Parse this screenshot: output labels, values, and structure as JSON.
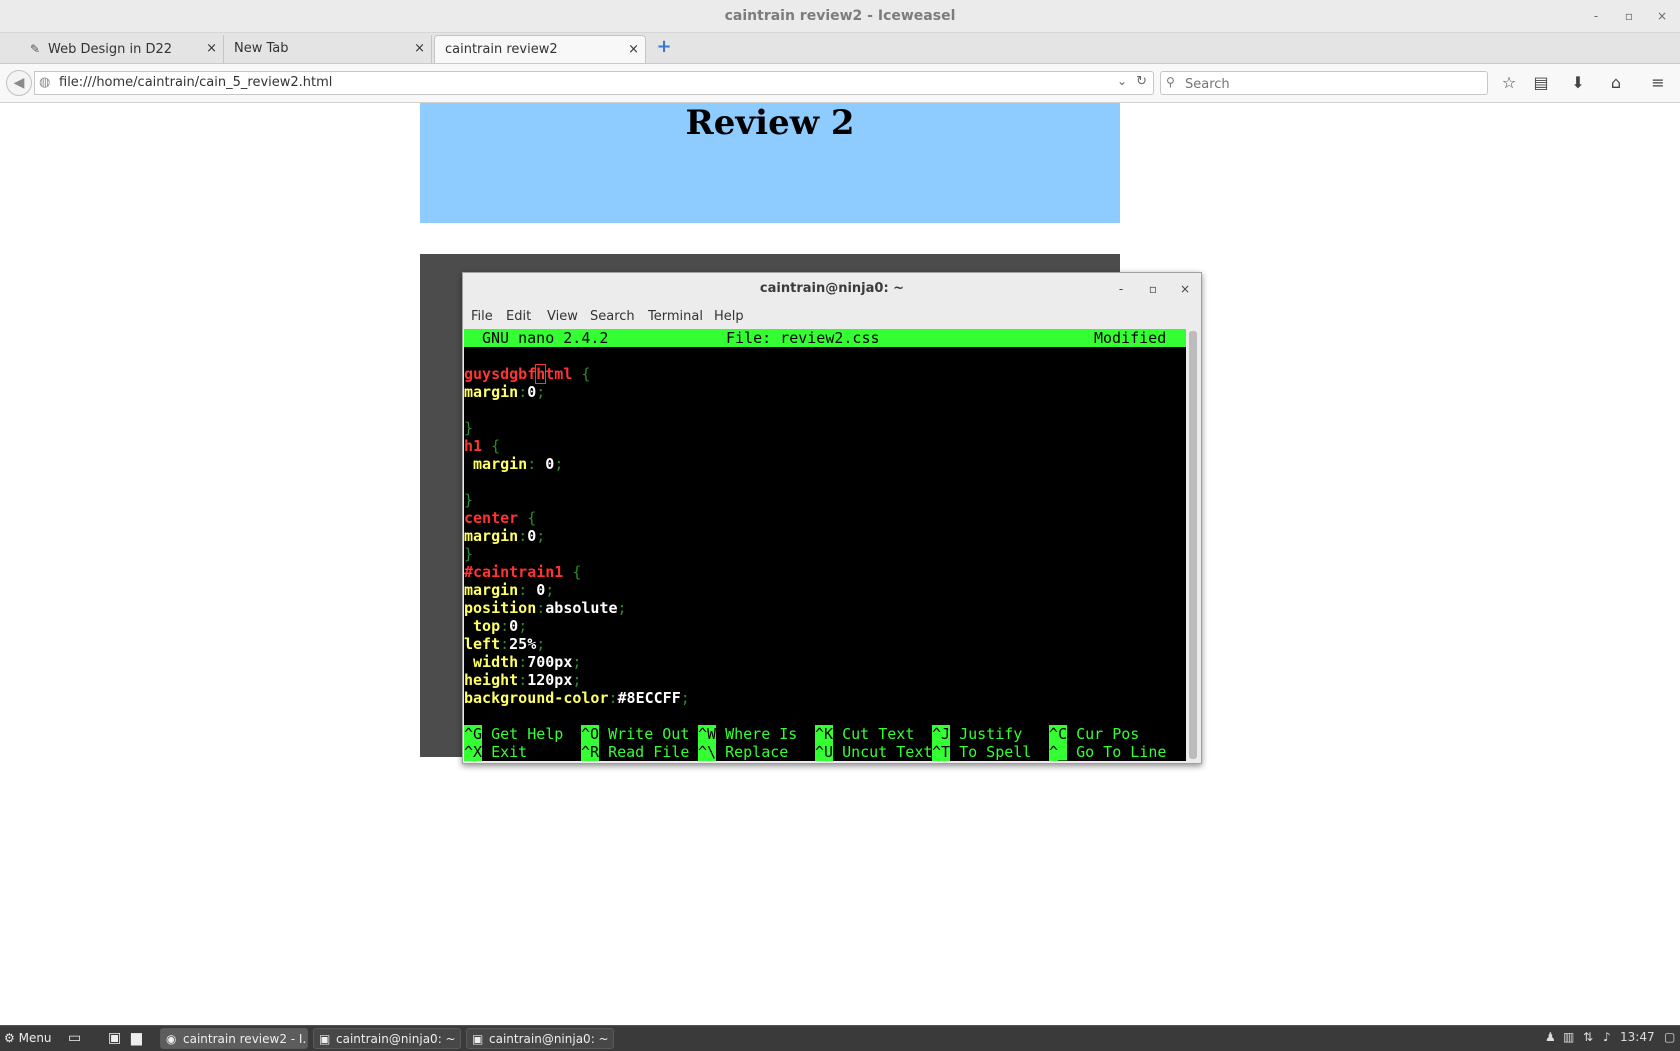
{
  "window": {
    "title": "caintrain review2 - Iceweasel",
    "minimize": "-",
    "maximize": "▫",
    "close": "×"
  },
  "tabs": [
    {
      "label": "Web Design in D22",
      "close": "×"
    },
    {
      "label": "New Tab",
      "close": "×"
    },
    {
      "label": "caintrain review2",
      "close": "×"
    }
  ],
  "newtab_label": "+",
  "nav": {
    "url": "file:///home/caintrain/cain_5_review2.html",
    "search_placeholder": "Search"
  },
  "page": {
    "heading": "Review 2",
    "header_color": "#8ECCFF"
  },
  "terminal": {
    "title": "caintrain@ninja0: ~",
    "menu": [
      "File",
      "Edit",
      "View",
      "Search",
      "Terminal",
      "Help"
    ],
    "nano": {
      "version": "GNU nano 2.4.2",
      "file": "File: review2.css",
      "status": "Modified"
    },
    "code": {
      "l1_a": "guysdgbf",
      "l1_cur": "h",
      "l1_b": "tml",
      "brace_open": "{",
      "brace_close": "}",
      "colon": ":",
      "semi": ";",
      "margin": "margin",
      "zero": "0",
      "h1": "h1",
      "center": "center",
      "caintrain1": "#caintrain1",
      "position": "position",
      "absolute": "absolute",
      "top": "top",
      "left": "left",
      "left_val": "25%",
      "width": "width",
      "width_val": "700px",
      "height": "height",
      "height_val": "120px",
      "bgcolor": "background-color",
      "bgcolor_val": "#8ECCFF"
    },
    "shortcuts": [
      {
        "key": "^G",
        "label": "Get Help"
      },
      {
        "key": "^O",
        "label": "Write Out"
      },
      {
        "key": "^W",
        "label": "Where Is"
      },
      {
        "key": "^K",
        "label": "Cut Text"
      },
      {
        "key": "^J",
        "label": "Justify"
      },
      {
        "key": "^C",
        "label": "Cur Pos"
      },
      {
        "key": "^X",
        "label": "Exit"
      },
      {
        "key": "^R",
        "label": "Read File"
      },
      {
        "key": "^\\",
        "label": "Replace"
      },
      {
        "key": "^U",
        "label": "Uncut Text"
      },
      {
        "key": "^T",
        "label": "To Spell"
      },
      {
        "key": "^_",
        "label": "Go To Line"
      }
    ]
  },
  "taskbar": {
    "menu": "Menu",
    "tasks": [
      {
        "label": "caintrain review2 - I..."
      },
      {
        "label": "caintrain@ninja0: ~"
      },
      {
        "label": "caintrain@ninja0: ~"
      }
    ],
    "clock": "13:47"
  }
}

---------------

(Description of the task):
Every record gets retyped exactly; no picture goes into the copy.

(Expected output):
Parse this screenshot: output labels, values, and structure as JSON.
{
  "window": {
    "title": "caintrain review2 - Iceweasel",
    "minimize": "-",
    "maximize": "▫",
    "close": "×"
  },
  "tabs": [
    {
      "label": "Web Design in D22",
      "close": "×"
    },
    {
      "label": "New Tab",
      "close": "×"
    },
    {
      "label": "caintrain review2",
      "close": "×"
    }
  ],
  "newtab_label": "+",
  "nav": {
    "url": "file:///home/caintrain/cain_5_review2.html",
    "search_placeholder": "Search"
  },
  "page": {
    "heading": "Review 2",
    "header_color": "#8ECCFF"
  },
  "terminal": {
    "title": "caintrain@ninja0: ~",
    "menu": [
      "File",
      "Edit",
      "View",
      "Search",
      "Terminal",
      "Help"
    ],
    "nano": {
      "version": "GNU nano 2.4.2",
      "file": "File: review2.css",
      "status": "Modified"
    },
    "code": {
      "l1_a": "guysdgbf",
      "l1_cur": "h",
      "l1_b": "tml",
      "brace_open": "{",
      "brace_close": "}",
      "colon": ":",
      "semi": ";",
      "margin": "margin",
      "zero": "0",
      "h1": "h1",
      "center": "center",
      "caintrain1": "#caintrain1",
      "position": "position",
      "absolute": "absolute",
      "top": "top",
      "left": "left",
      "left_val": "25%",
      "width": "width",
      "width_val": "700px",
      "height": "height",
      "height_val": "120px",
      "bgcolor": "background-color",
      "bgcolor_val": "#8ECCFF"
    },
    "shortcuts": [
      {
        "key": "^G",
        "label": "Get Help"
      },
      {
        "key": "^O",
        "label": "Write Out"
      },
      {
        "key": "^W",
        "label": "Where Is"
      },
      {
        "key": "^K",
        "label": "Cut Text"
      },
      {
        "key": "^J",
        "label": "Justify"
      },
      {
        "key": "^C",
        "label": "Cur Pos"
      },
      {
        "key": "^X",
        "label": "Exit"
      },
      {
        "key": "^R",
        "label": "Read File"
      },
      {
        "key": "^\\",
        "label": "Replace"
      },
      {
        "key": "^U",
        "label": "Uncut Text"
      },
      {
        "key": "^T",
        "label": "To Spell"
      },
      {
        "key": "^_",
        "label": "Go To Line"
      }
    ]
  },
  "taskbar": {
    "menu": "Menu",
    "tasks": [
      {
        "label": "caintrain review2 - I..."
      },
      {
        "label": "caintrain@ninja0: ~"
      },
      {
        "label": "caintrain@ninja0: ~"
      }
    ],
    "clock": "13:47"
  }
}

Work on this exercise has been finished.